## DIRECTIONS FOR THIS TASK
Output exactly, and only, the stretch of lines beginning at the line with "Serialize everything readable" and ending at the last line of the listing below. Drop the pictures.

## STORED ROWS
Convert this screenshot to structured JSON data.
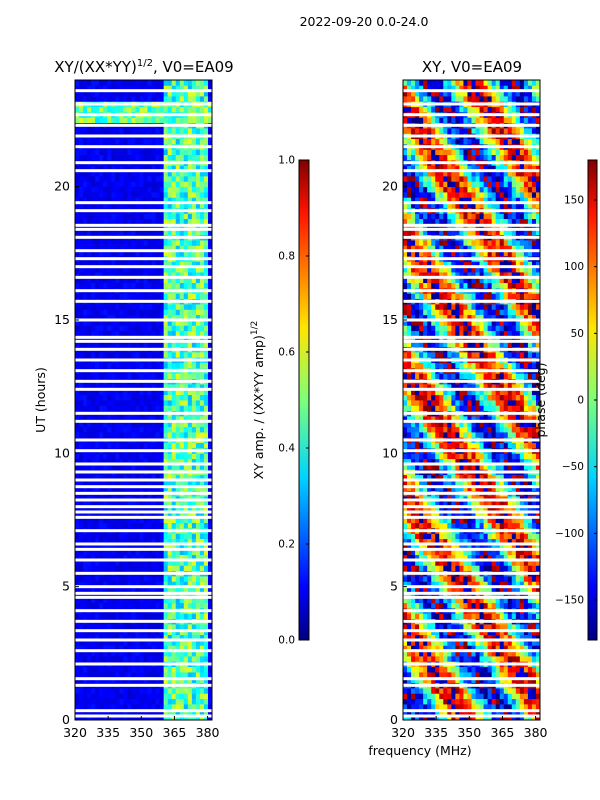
{
  "figure_title": "2022-09-20 0.0-24.0",
  "common_xlabel": "frequency (MHz)",
  "chart_data": [
    {
      "type": "heatmap",
      "title": "XY/(XX*YY)",
      "title_exp": "1/2",
      "title_suffix": ", V0=EA09",
      "xlabel": "",
      "ylabel": "UT (hours)",
      "xlim": [
        320,
        382
      ],
      "ylim": [
        0,
        24
      ],
      "xticks": [
        320,
        335,
        350,
        365,
        380
      ],
      "yticks": [
        0,
        5,
        10,
        15,
        20
      ],
      "colorbar": {
        "label": "XY amp. / (XX*YY amp)",
        "label_exp": "1/2",
        "range": [
          0.0,
          1.0
        ],
        "ticks": [
          "0.0",
          "0.2",
          "0.4",
          "0.6",
          "0.8",
          "1.0"
        ],
        "tick_values": [
          0.0,
          0.2,
          0.4,
          0.6,
          0.8,
          1.0
        ]
      },
      "high_band_mhz": [
        361,
        381
      ],
      "background_value": 0.08,
      "data_gaps_ut": [
        0.15,
        0.35,
        1.3,
        1.55,
        2.1,
        2.6,
        3.0,
        3.35,
        3.7,
        4.1,
        4.6,
        4.75,
        5.0,
        5.5,
        6.0,
        6.4,
        6.6,
        7.1,
        7.6,
        7.8,
        8.0,
        8.25,
        8.5,
        8.75,
        9.0,
        9.3,
        9.6,
        10.1,
        10.5,
        11.2,
        11.5,
        12.4,
        12.7,
        13.1,
        13.5,
        13.9,
        14.2,
        14.35,
        15.0,
        15.7,
        16.1,
        16.6,
        17.0,
        17.3,
        17.6,
        18.1,
        18.4,
        18.55,
        19.1,
        19.4,
        20.6,
        20.9,
        21.5,
        21.9,
        22.3,
        22.7,
        23.1,
        23.6
      ],
      "notes": "Mostly low normalized amplitude (~0.05-0.15) below 362 MHz; channels 362-381 MHz show 0.3-0.6 in vertical stripes; bright 0.4-0.6 block around UT 22.5-23.2 across all frequencies."
    },
    {
      "type": "heatmap",
      "title": "XY, V0=EA09",
      "xlabel": "",
      "ylabel": "",
      "xlim": [
        320,
        382
      ],
      "ylim": [
        0,
        24
      ],
      "xticks": [
        320,
        335,
        350,
        365,
        380
      ],
      "yticks": [
        0,
        5,
        10,
        15,
        20
      ],
      "colorbar": {
        "label": "phase (deg)",
        "range": [
          -180,
          180
        ],
        "ticks": [
          "150",
          "100",
          "50",
          "0",
          "−50",
          "−100",
          "−150"
        ],
        "tick_values": [
          150,
          100,
          50,
          0,
          -50,
          -100,
          -150
        ]
      },
      "data_gaps_ut": [
        0.15,
        0.35,
        1.3,
        1.55,
        2.1,
        2.6,
        3.0,
        3.35,
        3.7,
        4.1,
        4.6,
        4.75,
        5.0,
        5.5,
        6.0,
        6.4,
        6.6,
        7.1,
        7.6,
        7.8,
        8.0,
        8.25,
        8.5,
        8.75,
        9.0,
        9.3,
        9.6,
        10.1,
        10.5,
        11.2,
        11.5,
        12.4,
        12.7,
        13.1,
        13.5,
        13.9,
        14.2,
        14.35,
        15.0,
        15.7,
        16.1,
        16.6,
        17.0,
        17.3,
        17.6,
        18.1,
        18.4,
        18.55,
        19.1,
        19.4,
        20.6,
        20.9,
        21.5,
        21.9,
        22.3,
        22.7,
        23.1,
        23.6
      ],
      "notes": "Phase varies across full -180 to 180 deg range with wrapping structure."
    }
  ]
}
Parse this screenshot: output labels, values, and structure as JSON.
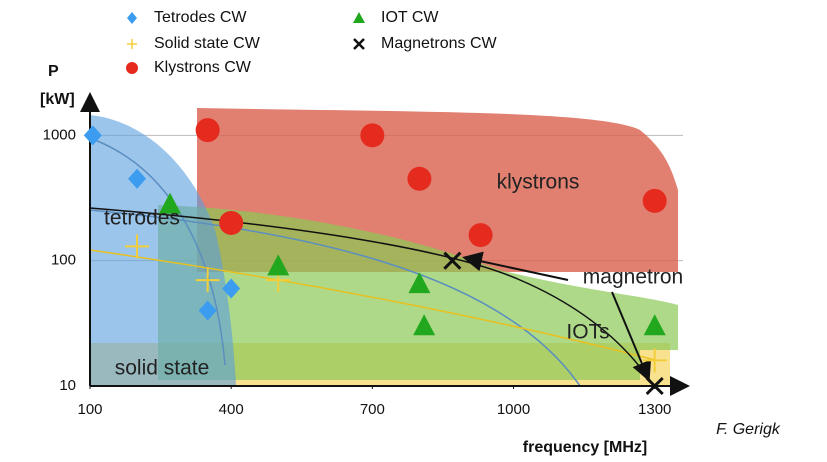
{
  "chart_data": {
    "type": "scatter",
    "y_label": [
      "P",
      "[kW]"
    ],
    "x_label": "frequency [MHz]",
    "credit": "F. Gerigk",
    "xlim": [
      100,
      1375
    ],
    "xticks": [
      100,
      400,
      700,
      1000,
      1300
    ],
    "ylim": [
      10,
      2300
    ],
    "yticks": [
      10,
      100,
      1000
    ],
    "log_y": true,
    "grid": true,
    "series": [
      {
        "name": "Tetrodes CW",
        "color": "#3b9cf0",
        "marker": "diamond",
        "x": [
          106,
          200,
          350,
          400
        ],
        "values": [
          1000,
          450,
          40,
          60
        ]
      },
      {
        "name": "Solid state CW",
        "color": "#f2cf3a",
        "marker": "plus",
        "x": [
          200,
          350,
          500,
          1300
        ],
        "values": [
          130,
          70,
          70,
          16
        ]
      },
      {
        "name": "Klystrons CW",
        "color": "#e52a1e",
        "marker": "circle",
        "x": [
          350,
          700,
          800,
          400,
          930,
          1300
        ],
        "values": [
          1100,
          1000,
          450,
          200,
          160,
          300
        ]
      },
      {
        "name": "IOT CW",
        "color": "#22a81e",
        "marker": "triangle",
        "x": [
          270,
          500,
          800,
          810,
          1300
        ],
        "values": [
          280,
          90,
          65,
          30,
          30
        ]
      },
      {
        "name": "Magnetrons CW",
        "color": "#111111",
        "marker": "cross",
        "x": [
          870,
          1300
        ],
        "values": [
          100,
          10
        ]
      }
    ],
    "annotations": [
      "klystrons",
      "tetrodes",
      "magnetron",
      "IOTs",
      "solid state"
    ]
  }
}
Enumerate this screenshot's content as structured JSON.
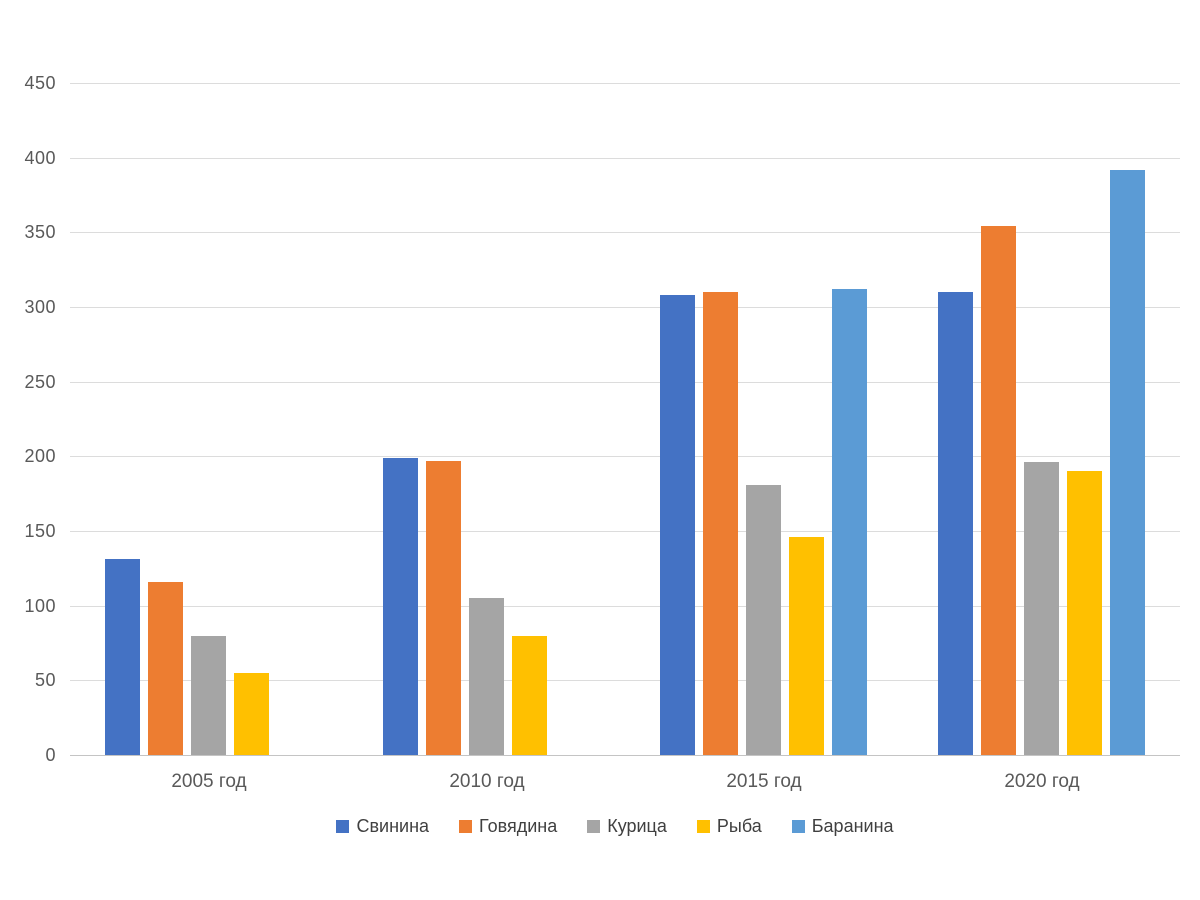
{
  "chart_data": {
    "type": "bar",
    "title": "",
    "categories": [
      "2005 год",
      "2010 год",
      "2015 год",
      "2020 год"
    ],
    "series": [
      {
        "key": "pork",
        "name": "Свинина",
        "color": "#4472C4",
        "values": [
          131,
          199,
          308,
          310
        ]
      },
      {
        "key": "beef",
        "name": "Говядина",
        "color": "#ED7D31",
        "values": [
          116,
          197,
          310,
          354
        ]
      },
      {
        "key": "chicken",
        "name": "Курица",
        "color": "#A5A5A5",
        "values": [
          80,
          105,
          181,
          196
        ]
      },
      {
        "key": "fish",
        "name": "Рыба",
        "color": "#FFC000",
        "values": [
          55,
          80,
          146,
          190
        ]
      },
      {
        "key": "lamb",
        "name": "Баранина",
        "color": "#5B9BD5",
        "values": [
          null,
          null,
          312,
          392
        ]
      }
    ],
    "xlabel": "",
    "ylabel": "",
    "y_axis": {
      "min": 0,
      "max": 450,
      "step": 50,
      "tick_labels": [
        "0",
        "50",
        "100",
        "150",
        "200",
        "250",
        "300",
        "350",
        "400",
        "450"
      ]
    },
    "grid": true,
    "legend_position": "bottom",
    "colors": {
      "tick_text": "#595959",
      "legend_text": "#404040",
      "gridline": "#dcdcdc",
      "axis_line": "#c4c4c4",
      "background": "#ffffff"
    }
  }
}
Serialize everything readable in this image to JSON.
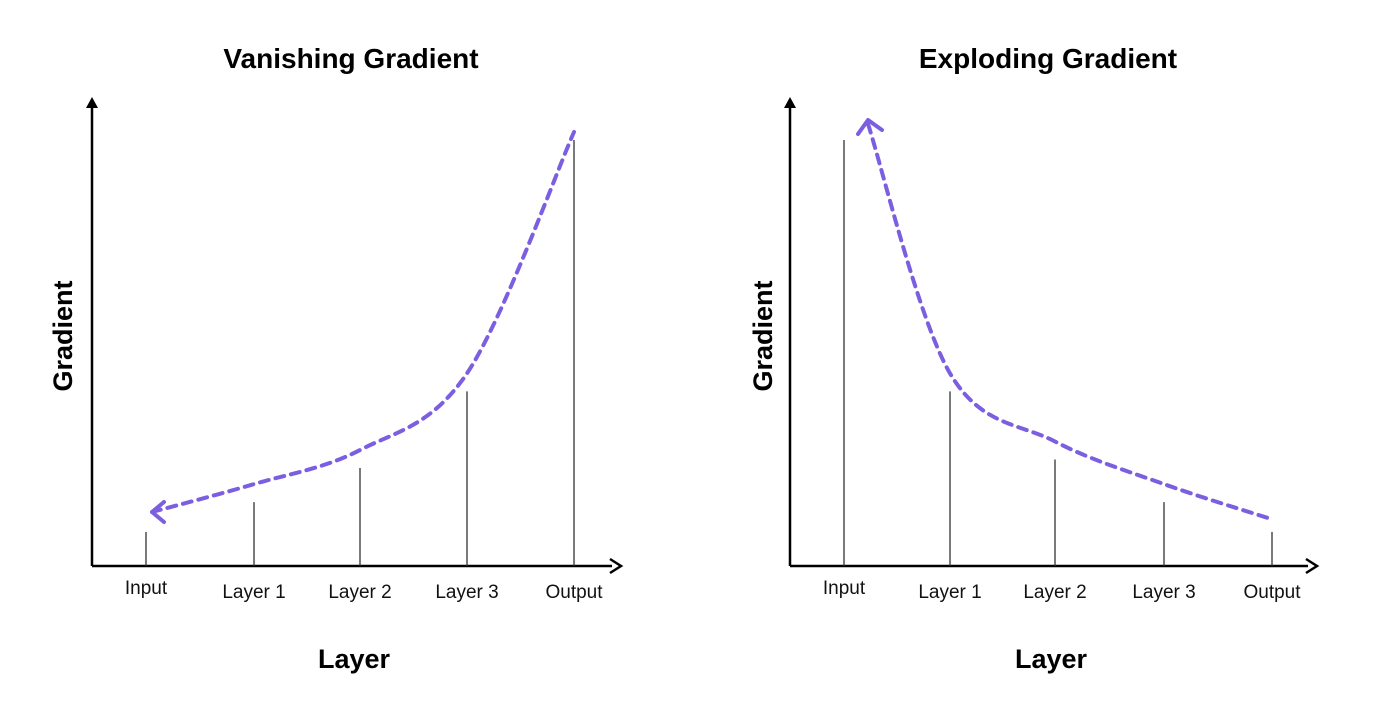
{
  "colors": {
    "curve": "#7B5FE0",
    "axis": "#000000",
    "bar": "#333333"
  },
  "chart_data": [
    {
      "type": "line",
      "title": "Vanishing Gradient",
      "xlabel": "Layer",
      "ylabel": "Gradient",
      "categories": [
        "Input",
        "Layer 1",
        "Layer 2",
        "Layer 3",
        "Output"
      ],
      "values": [
        0.08,
        0.15,
        0.23,
        0.41,
        1.0
      ],
      "ylim": [
        0,
        1.05
      ],
      "curve_style": "dashed",
      "arrow_direction": "toward-input",
      "grid": false,
      "legend": "none"
    },
    {
      "type": "line",
      "title": "Exploding Gradient",
      "xlabel": "Layer",
      "ylabel": "Gradient",
      "categories": [
        "Input",
        "Layer 1",
        "Layer 2",
        "Layer 3",
        "Output"
      ],
      "values": [
        1.0,
        0.41,
        0.25,
        0.15,
        0.08
      ],
      "ylim": [
        0,
        1.05
      ],
      "curve_style": "dashed",
      "arrow_direction": "toward-input",
      "grid": false,
      "legend": "none"
    }
  ]
}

## THE OUTPUT
Serialize everything readable in this image to JSON.
{
  "colors": {
    "curve": "#7B5FE0",
    "axis": "#000000",
    "bar": "#333333"
  },
  "chart_data": [
    {
      "type": "line",
      "title": "Vanishing Gradient",
      "xlabel": "Layer",
      "ylabel": "Gradient",
      "categories": [
        "Input",
        "Layer 1",
        "Layer 2",
        "Layer 3",
        "Output"
      ],
      "values": [
        0.08,
        0.15,
        0.23,
        0.41,
        1.0
      ],
      "ylim": [
        0,
        1.05
      ],
      "curve_style": "dashed",
      "arrow_direction": "toward-input",
      "grid": false,
      "legend": "none"
    },
    {
      "type": "line",
      "title": "Exploding Gradient",
      "xlabel": "Layer",
      "ylabel": "Gradient",
      "categories": [
        "Input",
        "Layer 1",
        "Layer 2",
        "Layer 3",
        "Output"
      ],
      "values": [
        1.0,
        0.41,
        0.25,
        0.15,
        0.08
      ],
      "ylim": [
        0,
        1.05
      ],
      "curve_style": "dashed",
      "arrow_direction": "toward-input",
      "grid": false,
      "legend": "none"
    }
  ]
}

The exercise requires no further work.